# START OF Excerpted data
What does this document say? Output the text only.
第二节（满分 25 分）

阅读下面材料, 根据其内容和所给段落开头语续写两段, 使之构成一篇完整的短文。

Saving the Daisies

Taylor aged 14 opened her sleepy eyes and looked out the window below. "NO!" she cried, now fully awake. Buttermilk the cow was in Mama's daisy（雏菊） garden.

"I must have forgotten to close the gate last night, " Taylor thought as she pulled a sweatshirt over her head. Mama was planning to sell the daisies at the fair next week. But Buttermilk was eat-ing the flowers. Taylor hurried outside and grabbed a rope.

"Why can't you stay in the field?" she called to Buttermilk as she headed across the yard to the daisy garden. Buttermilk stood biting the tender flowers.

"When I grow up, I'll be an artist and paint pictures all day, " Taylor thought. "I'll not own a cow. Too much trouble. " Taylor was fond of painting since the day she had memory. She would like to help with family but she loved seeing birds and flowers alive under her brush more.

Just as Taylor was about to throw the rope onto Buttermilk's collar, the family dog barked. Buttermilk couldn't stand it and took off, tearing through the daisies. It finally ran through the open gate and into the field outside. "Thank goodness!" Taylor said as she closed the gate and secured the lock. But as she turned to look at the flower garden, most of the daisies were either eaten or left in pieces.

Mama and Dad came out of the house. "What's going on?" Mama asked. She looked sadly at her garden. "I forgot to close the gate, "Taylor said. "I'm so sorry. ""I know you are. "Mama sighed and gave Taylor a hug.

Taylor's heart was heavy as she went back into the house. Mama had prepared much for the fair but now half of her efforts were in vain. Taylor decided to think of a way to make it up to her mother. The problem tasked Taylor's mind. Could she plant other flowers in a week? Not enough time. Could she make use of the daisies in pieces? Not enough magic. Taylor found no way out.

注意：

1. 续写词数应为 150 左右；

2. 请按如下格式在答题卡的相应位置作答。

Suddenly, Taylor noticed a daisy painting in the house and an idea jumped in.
# END OF Excerpted data
Go through the records and copy each line with "looked" in it.

**Solution below:**
Taylor aged 14 opened her sleepy eyes and looked out the window below. "NO!" she cried, now fully awake. Buttermilk the cow was in Mama's daisy（雏菊） garden.
Mama and Dad came out of the house. "What's going on?" Mama asked. She looked sadly at her garden. "I forgot to close the gate, "Taylor said. "I'm so sorry. ""I know you are. "Mama sighed and gave Taylor a hug.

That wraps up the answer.